▸ Travail demandé
• A. D'après la notice consacrée à Jean Starobinski, en quelle année a-t-il été élu membre étranger de l'Accademia dei Lincei ?
• B. Reproduisez, sans rien modifier, le passage de la notice consacrée à Jean Starobinski qui s'ouvre sur les mots « Sa très vaste » et s'achève sur « et la linguistique. ».

---------- Texte de l'exercice

Jean Starobinski
Suisse
Prix Balzan 1984 pour l'histoire et la critique des littératures
Pour son apport fondamental à la connaissance de la culture française et européenne à travers des recherches dans les domaines de la littérature, de l’histoire, de la psychanalyse et de la linguistique, qui témoignent d’une intelligence subtile et d’une connaissance approfondie de nombreux auteurs de différentes périodes.

Jean Starobinski est né à Genève en 1920, il a été professeur d’histoire des idées à l’université de Genève depuis 1958, et occupe depuis 1962 la chaire de littérature française à la même université. En 1969 il a été élu membre étranger de l’Accademia dei Lincei, en 1971 de la British Academy et, ces dernières années, de plusieurs autres sociétés savantes. Le doctorat honoris causa lui a été décerné par les universités de Lille et de Lausanne et par l’Université Libre de Bruxelles.
Parmi les prix qu’il a reçus il faut mentionner entre autres le Grand Prix de Littérature Française hors de France, le Prix Européen de l’Essai et le Prix de l’Institut de France.
Sa très vaste production scientifique présente à la fois une diversité et une profondeur étonnantes qui ne manquent jamais d’un style méthodologique rigoureux et qui témoigne toujours d’une brillante liberté spirituelle. En outre, Monsieur Starobinski se meut avec une aisance qu’on dirait naturelle dans différents domaines de la culture européenne qui doivent se rejoindre pour qu’un résultat précis et minutieux puisse être obtenu. C’est ainsi que Monsieur Starobinski n’est pas exclusivement historien de la littérature française, il a également fait des études pertinentes concernant par exemple la psychanalyse et la linguistique.
Toutes ces recherches forment dans les publications de Monsieur Starobinski un tout intégré.
Qu’il s’agisse de Montesquieu, de Rousseau ou de Montaigne, on s’apercevra toujours de la compréhension délicate que possède Monsieur Starobinski et de l’étendue illimitée, semble-t-il, de ses connaissances. Ses analyses de la mélancolie, de la fonction de l’artiste et de la vie culturelle en France au XVIIIe siècle en constituent une preuve supplémentaire, parce qu’elles offrent l’avantage d’une vue synthétique fondée sur des détails bien choisis et significatifs.

--------------------
---------- Données

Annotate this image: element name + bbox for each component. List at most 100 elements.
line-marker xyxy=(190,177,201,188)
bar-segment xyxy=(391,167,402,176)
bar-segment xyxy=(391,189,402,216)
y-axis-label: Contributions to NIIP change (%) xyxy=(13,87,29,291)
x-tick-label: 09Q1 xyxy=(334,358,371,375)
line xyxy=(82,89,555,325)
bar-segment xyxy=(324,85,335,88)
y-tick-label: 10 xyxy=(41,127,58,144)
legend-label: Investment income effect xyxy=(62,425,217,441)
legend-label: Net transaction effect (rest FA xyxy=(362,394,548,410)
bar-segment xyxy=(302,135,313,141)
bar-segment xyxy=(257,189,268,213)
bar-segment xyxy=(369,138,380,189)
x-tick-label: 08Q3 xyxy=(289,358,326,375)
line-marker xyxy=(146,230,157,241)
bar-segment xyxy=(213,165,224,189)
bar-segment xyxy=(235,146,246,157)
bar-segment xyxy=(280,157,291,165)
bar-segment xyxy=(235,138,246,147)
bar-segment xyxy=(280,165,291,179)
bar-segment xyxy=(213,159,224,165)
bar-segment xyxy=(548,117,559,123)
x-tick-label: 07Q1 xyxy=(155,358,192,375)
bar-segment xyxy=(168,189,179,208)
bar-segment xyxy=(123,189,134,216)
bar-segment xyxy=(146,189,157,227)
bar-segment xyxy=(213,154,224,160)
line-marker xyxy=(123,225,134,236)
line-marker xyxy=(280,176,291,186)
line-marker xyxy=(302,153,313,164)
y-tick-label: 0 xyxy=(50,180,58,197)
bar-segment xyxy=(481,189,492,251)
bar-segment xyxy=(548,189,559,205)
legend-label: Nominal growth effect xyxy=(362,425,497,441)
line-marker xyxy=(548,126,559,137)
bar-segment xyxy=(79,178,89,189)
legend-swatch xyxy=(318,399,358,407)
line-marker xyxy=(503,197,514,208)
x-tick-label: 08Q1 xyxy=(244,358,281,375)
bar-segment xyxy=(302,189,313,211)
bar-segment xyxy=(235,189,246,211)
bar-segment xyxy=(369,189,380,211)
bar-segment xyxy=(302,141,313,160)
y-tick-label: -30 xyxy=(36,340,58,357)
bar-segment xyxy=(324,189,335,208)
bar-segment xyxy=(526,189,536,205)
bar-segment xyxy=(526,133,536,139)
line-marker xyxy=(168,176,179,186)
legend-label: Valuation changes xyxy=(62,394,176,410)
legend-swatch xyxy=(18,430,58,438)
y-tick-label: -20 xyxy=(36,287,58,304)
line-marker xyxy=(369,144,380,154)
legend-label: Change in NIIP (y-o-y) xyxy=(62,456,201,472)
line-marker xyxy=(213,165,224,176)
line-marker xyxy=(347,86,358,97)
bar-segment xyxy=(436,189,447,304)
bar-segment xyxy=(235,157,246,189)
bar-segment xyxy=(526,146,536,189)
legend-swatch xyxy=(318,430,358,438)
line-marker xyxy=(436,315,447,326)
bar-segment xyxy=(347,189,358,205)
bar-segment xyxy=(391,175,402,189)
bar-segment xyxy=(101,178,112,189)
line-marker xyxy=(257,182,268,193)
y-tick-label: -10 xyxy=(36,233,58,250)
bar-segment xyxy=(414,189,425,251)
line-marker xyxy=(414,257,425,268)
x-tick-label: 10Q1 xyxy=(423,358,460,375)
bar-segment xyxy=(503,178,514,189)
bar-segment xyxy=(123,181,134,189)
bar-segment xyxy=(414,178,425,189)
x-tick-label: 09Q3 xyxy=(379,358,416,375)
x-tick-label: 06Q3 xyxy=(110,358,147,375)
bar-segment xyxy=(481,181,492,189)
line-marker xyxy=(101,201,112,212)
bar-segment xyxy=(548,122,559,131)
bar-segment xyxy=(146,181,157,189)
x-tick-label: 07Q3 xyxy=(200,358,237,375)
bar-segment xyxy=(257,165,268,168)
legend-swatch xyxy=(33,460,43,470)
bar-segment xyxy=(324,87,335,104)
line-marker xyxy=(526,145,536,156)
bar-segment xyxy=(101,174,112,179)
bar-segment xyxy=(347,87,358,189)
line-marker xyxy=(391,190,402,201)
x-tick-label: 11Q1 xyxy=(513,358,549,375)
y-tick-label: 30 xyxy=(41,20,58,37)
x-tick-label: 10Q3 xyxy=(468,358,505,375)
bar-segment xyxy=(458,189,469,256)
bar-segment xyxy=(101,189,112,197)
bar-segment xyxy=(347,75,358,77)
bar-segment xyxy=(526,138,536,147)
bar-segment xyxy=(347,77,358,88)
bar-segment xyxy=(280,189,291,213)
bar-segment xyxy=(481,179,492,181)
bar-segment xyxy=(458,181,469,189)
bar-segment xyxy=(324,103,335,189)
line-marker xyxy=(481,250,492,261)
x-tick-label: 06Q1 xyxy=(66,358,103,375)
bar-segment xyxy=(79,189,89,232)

--------------------

▸ Corrigé
• A. En 1969.

• B.
Sa très vaste production scientifique présente à la fois une diversité et une profondeur étonnantes qui ne manquent jamais d’un style méthodologique rigoureux et qui témoigne toujours d’une brillante liberté spirituelle. En outre, Monsieur Starobinski se meut avec une aisance qu’on dirait naturelle dans différents domaines de la culture européenne qui doivent se rejoindre pour qu’un résultat précis et minutieux puisse être obtenu. C’est ainsi que Monsieur Starobinski n’est pas exclusivement historien de la littérature française, il a également fait des études pertinentes concernant par exemple la psychanalyse et la linguistique.